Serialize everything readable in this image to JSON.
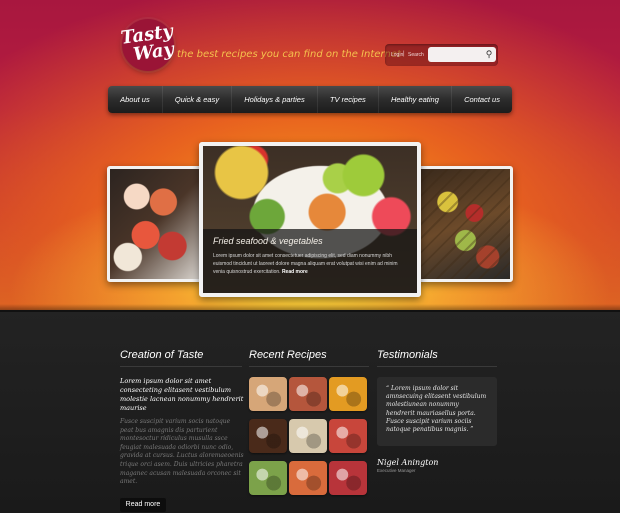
{
  "header": {
    "logo_line1": "Tasty",
    "logo_line2": "Way",
    "tagline": "the best recipes you can find on the Internet",
    "login_label": "Login",
    "separator": "|",
    "search_label": "Search"
  },
  "nav": {
    "items": [
      {
        "label": "About us"
      },
      {
        "label": "Quick & easy"
      },
      {
        "label": "Holidays & parties"
      },
      {
        "label": "TV recipes"
      },
      {
        "label": "Healthy eating"
      },
      {
        "label": "Contact us"
      }
    ]
  },
  "slider": {
    "caption_title": "Fried seafood & vegetables",
    "caption_text": "Lorem ipsum dolor sit amet consectetuer adipiscing elit, sed diam nonummy nibh euismod tincidunt ut laoreet dolore magna aliquam erat volutpat wisi enim ad minim venia quisnostrud exercitation.",
    "read_more": "Read more"
  },
  "creation": {
    "title": "Creation of Taste",
    "lead": "Lorem ipsum dolor sit amet consecteting elitasent vestibulum molestie lacnean nonummy hendrerit maurise",
    "body": "Fusce suscipit varium socis natoque peat bus amagnis dis parturient montesoctur ridiculus musulla ssce feugiat malesuada odiorbi nunc odio, gravida at cursus. Luctus aloremaeoenis trique orci asem. Duis ultricies pharetra maganec acusan malesuada orconec sit amet.",
    "read_more": "Read more"
  },
  "recent": {
    "title": "Recent Recipes",
    "thumbs": [
      {
        "icon": "dessert-thumb",
        "color": "#d6a678"
      },
      {
        "icon": "seafood-thumb",
        "color": "#b5563c"
      },
      {
        "icon": "soup-thumb",
        "color": "#e39b22"
      },
      {
        "icon": "grill-thumb",
        "color": "#4a2a1a"
      },
      {
        "icon": "sushi-thumb",
        "color": "#d7c9ad"
      },
      {
        "icon": "salad-thumb",
        "color": "#c8463b"
      },
      {
        "icon": "veg-thumb",
        "color": "#7ca24a"
      },
      {
        "icon": "shrimp-thumb",
        "color": "#d96b3c"
      },
      {
        "icon": "meat-thumb",
        "color": "#b8343a"
      }
    ]
  },
  "testimonials": {
    "title": "Testimonials",
    "quote": "“ Lorem ipsum dolor sit amnsecuing elitasent vestibulum molestiunean nonummy hendrerit mauriasellus porta. Fusce suscipit varium sociis natoque penatibus magnis. ”",
    "name": "Nigel Anington",
    "role": "Executive Manager"
  }
}
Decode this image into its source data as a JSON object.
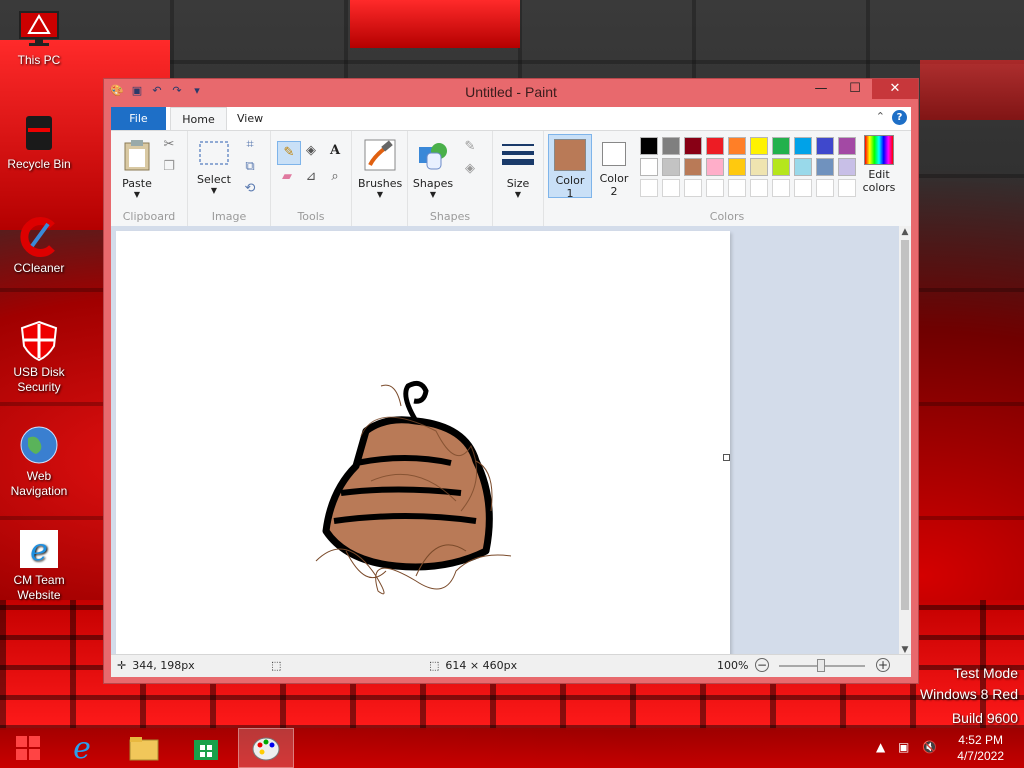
{
  "desktop": {
    "icons": [
      {
        "label": "This PC"
      },
      {
        "label": "Recycle Bin"
      },
      {
        "label": "CCleaner"
      },
      {
        "label": "USB Disk Security"
      },
      {
        "label": "Web Navigation"
      },
      {
        "label": "CM Team Website"
      }
    ],
    "watermark": {
      "line1": "Test Mode",
      "line2": "Windows 8 Red",
      "line3": "Build 9600"
    }
  },
  "window": {
    "title": "Untitled - Paint",
    "controls": {
      "minimize": "—",
      "maximize": "☐",
      "close": "✕"
    }
  },
  "tabs": {
    "file": "File",
    "home": "Home",
    "view": "View"
  },
  "ribbon": {
    "clipboard": {
      "paste": "Paste",
      "group": "Clipboard"
    },
    "image": {
      "select": "Select",
      "group": "Image"
    },
    "tools": {
      "group": "Tools"
    },
    "brushes": {
      "label": "Brushes"
    },
    "shapes": {
      "label": "Shapes",
      "group": "Shapes"
    },
    "size": {
      "label": "Size"
    },
    "colors": {
      "color1_line1": "Color",
      "color1_line2": "1",
      "color2_line1": "Color",
      "color2_line2": "2",
      "edit_line1": "Edit",
      "edit_line2": "colors",
      "group": "Colors",
      "color1_value": "#b97a57",
      "color2_value": "#ffffff",
      "palette_row1": [
        "#000000",
        "#7f7f7f",
        "#880015",
        "#ed1c24",
        "#ff7f27",
        "#fff200",
        "#22b14c",
        "#00a2e8",
        "#3f48cc",
        "#a349a4"
      ],
      "palette_row2": [
        "#ffffff",
        "#c3c3c3",
        "#b97a57",
        "#ffaec9",
        "#ffc90e",
        "#efe4b0",
        "#b5e61d",
        "#99d9ea",
        "#7092be",
        "#c8bfe7"
      ],
      "palette_row3": [
        "#ffffff",
        "#ffffff",
        "#ffffff",
        "#ffffff",
        "#ffffff",
        "#ffffff",
        "#ffffff",
        "#ffffff",
        "#ffffff",
        "#ffffff"
      ]
    }
  },
  "status": {
    "cursor_pos": "344, 198px",
    "selection_size": "",
    "canvas_size": "614 × 460px",
    "zoom": "100%"
  },
  "taskbar": {
    "time": "4:52 PM",
    "date": "4/7/2022",
    "pinned": [
      "internet-explorer-icon",
      "file-explorer-icon",
      "store-icon",
      "paint-icon"
    ]
  }
}
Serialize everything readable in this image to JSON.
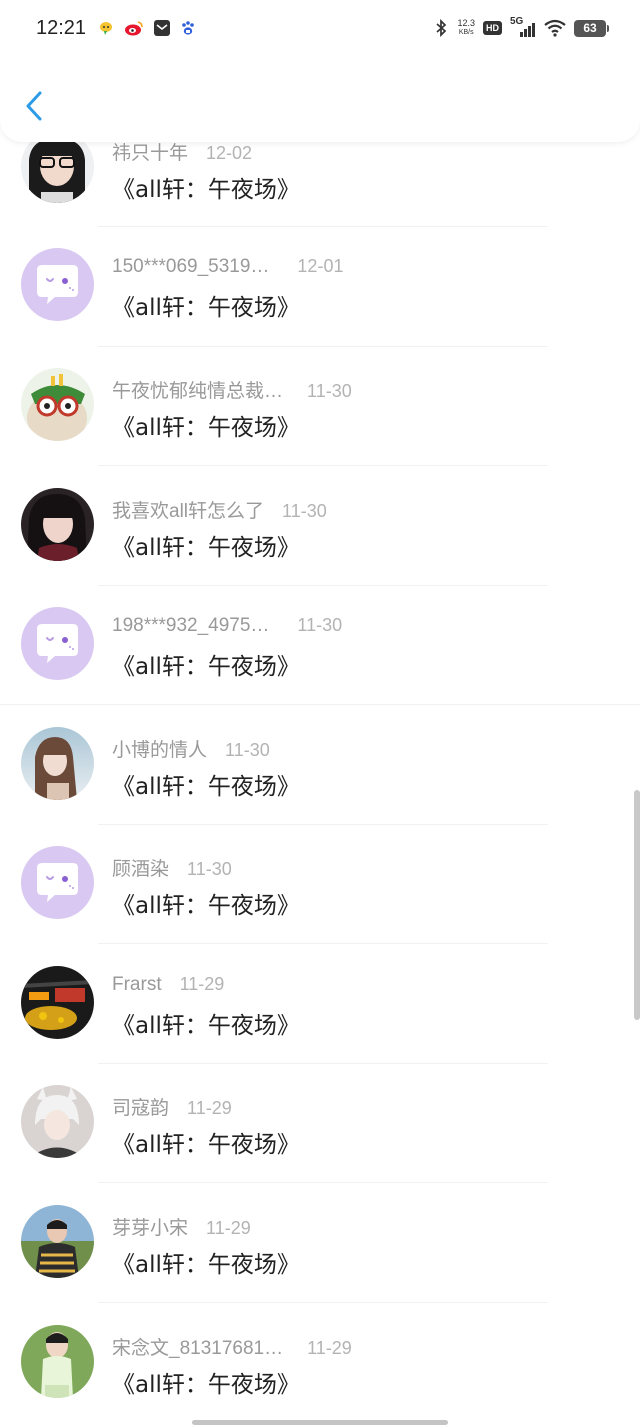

....................

__WHAT IS EXPECTED__:
Show every line from the listing above in which the string "elitasent" appears.

__ANSWER TO THE TASK__:
    "lead": "Lorem ipsum dolor sit amet consecteting elitasent vestibulum molestie lacnean nonummy hendrerit maurise",
    "quote": "“ Lorem ipsum dolor sit amnsecuing elitasent vestibulum molestiunean nonummy hendrerit mauriasellus porta. Fusce suscipit varium sociis natoque penatibus magnis. ”",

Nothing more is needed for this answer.